> [OBJECTIVE]:
Please give the data below again in full, exactly as it stands.

> [RECORDS SUPPLIED]:

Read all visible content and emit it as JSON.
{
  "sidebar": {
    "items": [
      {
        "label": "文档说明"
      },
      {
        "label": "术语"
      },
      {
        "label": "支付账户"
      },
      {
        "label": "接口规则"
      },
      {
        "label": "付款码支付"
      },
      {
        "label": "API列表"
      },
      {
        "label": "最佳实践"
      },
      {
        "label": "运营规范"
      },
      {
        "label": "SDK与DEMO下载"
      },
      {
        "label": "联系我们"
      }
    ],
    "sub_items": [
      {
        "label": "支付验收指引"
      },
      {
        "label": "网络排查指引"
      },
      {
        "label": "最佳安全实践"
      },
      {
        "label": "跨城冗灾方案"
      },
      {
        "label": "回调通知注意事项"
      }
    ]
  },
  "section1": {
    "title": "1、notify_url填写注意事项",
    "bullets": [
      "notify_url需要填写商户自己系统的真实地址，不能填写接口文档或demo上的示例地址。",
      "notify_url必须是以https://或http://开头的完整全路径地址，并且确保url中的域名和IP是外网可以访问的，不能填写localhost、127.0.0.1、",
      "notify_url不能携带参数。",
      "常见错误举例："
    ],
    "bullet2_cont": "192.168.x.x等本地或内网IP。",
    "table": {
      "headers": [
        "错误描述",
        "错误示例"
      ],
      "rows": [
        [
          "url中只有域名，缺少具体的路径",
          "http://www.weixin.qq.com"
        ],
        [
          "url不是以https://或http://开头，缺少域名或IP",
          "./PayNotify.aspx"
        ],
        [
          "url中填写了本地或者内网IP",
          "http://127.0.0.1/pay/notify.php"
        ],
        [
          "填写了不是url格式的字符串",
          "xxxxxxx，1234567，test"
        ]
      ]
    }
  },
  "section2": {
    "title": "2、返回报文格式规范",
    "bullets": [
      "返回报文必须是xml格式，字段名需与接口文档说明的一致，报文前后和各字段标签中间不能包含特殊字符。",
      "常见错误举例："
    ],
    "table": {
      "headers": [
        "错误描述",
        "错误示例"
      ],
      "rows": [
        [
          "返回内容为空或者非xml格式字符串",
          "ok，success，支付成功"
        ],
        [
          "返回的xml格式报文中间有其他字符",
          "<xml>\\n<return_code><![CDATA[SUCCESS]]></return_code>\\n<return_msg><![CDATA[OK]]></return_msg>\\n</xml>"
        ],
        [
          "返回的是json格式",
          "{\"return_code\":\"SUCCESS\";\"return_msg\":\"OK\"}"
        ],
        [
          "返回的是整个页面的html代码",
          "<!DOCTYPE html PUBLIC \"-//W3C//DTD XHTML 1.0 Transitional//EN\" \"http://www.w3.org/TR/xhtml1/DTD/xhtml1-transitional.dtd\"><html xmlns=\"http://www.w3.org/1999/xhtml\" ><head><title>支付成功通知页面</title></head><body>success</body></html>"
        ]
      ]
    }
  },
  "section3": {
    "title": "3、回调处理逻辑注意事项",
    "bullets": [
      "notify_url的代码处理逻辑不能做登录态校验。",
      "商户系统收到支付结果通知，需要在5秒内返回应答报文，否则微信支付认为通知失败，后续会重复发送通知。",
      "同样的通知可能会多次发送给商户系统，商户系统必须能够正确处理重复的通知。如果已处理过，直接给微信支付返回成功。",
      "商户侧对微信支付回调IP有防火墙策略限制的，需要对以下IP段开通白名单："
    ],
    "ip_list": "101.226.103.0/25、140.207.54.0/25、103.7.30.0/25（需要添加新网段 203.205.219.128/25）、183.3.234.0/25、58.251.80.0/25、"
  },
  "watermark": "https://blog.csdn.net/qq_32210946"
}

> [WRITTEN ANSWER]:
Read all visible content and emit it as JSON.
{
  "sidebar": {
    "items": [
      {
        "label": "文档说明"
      },
      {
        "label": "术语"
      },
      {
        "label": "支付账户"
      },
      {
        "label": "接口规则"
      },
      {
        "label": "付款码支付"
      },
      {
        "label": "API列表"
      },
      {
        "label": "最佳实践"
      },
      {
        "label": "运营规范"
      },
      {
        "label": "SDK与DEMO下载"
      },
      {
        "label": "联系我们"
      }
    ],
    "sub_items": [
      {
        "label": "支付验收指引"
      },
      {
        "label": "网络排查指引"
      },
      {
        "label": "最佳安全实践"
      },
      {
        "label": "跨城冗灾方案"
      },
      {
        "label": "回调通知注意事项"
      }
    ]
  },
  "section1": {
    "title": "1、notify_url填写注意事项",
    "bullets": [
      "notify_url需要填写商户自己系统的真实地址，不能填写接口文档或demo上的示例地址。",
      "notify_url必须是以https://或http://开头的完整全路径地址，并且确保url中的域名和IP是外网可以访问的，不能填写localhost、127.0.0.1、",
      "notify_url不能携带参数。",
      "常见错误举例："
    ],
    "bullet2_cont": "192.168.x.x等本地或内网IP。",
    "table": {
      "headers": [
        "错误描述",
        "错误示例"
      ],
      "rows": [
        [
          "url中只有域名，缺少具体的路径",
          "http://www.weixin.qq.com"
        ],
        [
          "url不是以https://或http://开头，缺少域名或IP",
          "./PayNotify.aspx"
        ],
        [
          "url中填写了本地或者内网IP",
          "http://127.0.0.1/pay/notify.php"
        ],
        [
          "填写了不是url格式的字符串",
          "xxxxxxx，1234567，test"
        ]
      ]
    }
  },
  "section2": {
    "title": "2、返回报文格式规范",
    "bullets": [
      "返回报文必须是xml格式，字段名需与接口文档说明的一致，报文前后和各字段标签中间不能包含特殊字符。",
      "常见错误举例："
    ],
    "table": {
      "headers": [
        "错误描述",
        "错误示例"
      ],
      "rows": [
        [
          "返回内容为空或者非xml格式字符串",
          "ok，success，支付成功"
        ],
        [
          "返回的xml格式报文中间有其他字符",
          "<xml>\\n<return_code><![CDATA[SUCCESS]]></return_code>\\n<return_msg><![CDATA[OK]]></return_msg>\\n</xml>"
        ],
        [
          "返回的是json格式",
          "{\"return_code\":\"SUCCESS\";\"return_msg\":\"OK\"}"
        ],
        [
          "返回的是整个页面的html代码",
          "<!DOCTYPE html PUBLIC \"-//W3C//DTD XHTML 1.0 Transitional//EN\" \"http://www.w3.org/TR/xhtml1/DTD/xhtml1-transitional.dtd\"><html xmlns=\"http://www.w3.org/1999/xhtml\" ><head><title>支付成功通知页面</title></head><body>success</body></html>"
        ]
      ]
    }
  },
  "section3": {
    "title": "3、回调处理逻辑注意事项",
    "bullets": [
      "notify_url的代码处理逻辑不能做登录态校验。",
      "商户系统收到支付结果通知，需要在5秒内返回应答报文，否则微信支付认为通知失败，后续会重复发送通知。",
      "同样的通知可能会多次发送给商户系统，商户系统必须能够正确处理重复的通知。如果已处理过，直接给微信支付返回成功。",
      "商户侧对微信支付回调IP有防火墙策略限制的，需要对以下IP段开通白名单："
    ],
    "ip_list": "101.226.103.0/25、140.207.54.0/25、103.7.30.0/25（需要添加新网段 203.205.219.128/25）、183.3.234.0/25、58.251.80.0/25、"
  },
  "watermark": "https://blog.csdn.net/qq_32210946"
}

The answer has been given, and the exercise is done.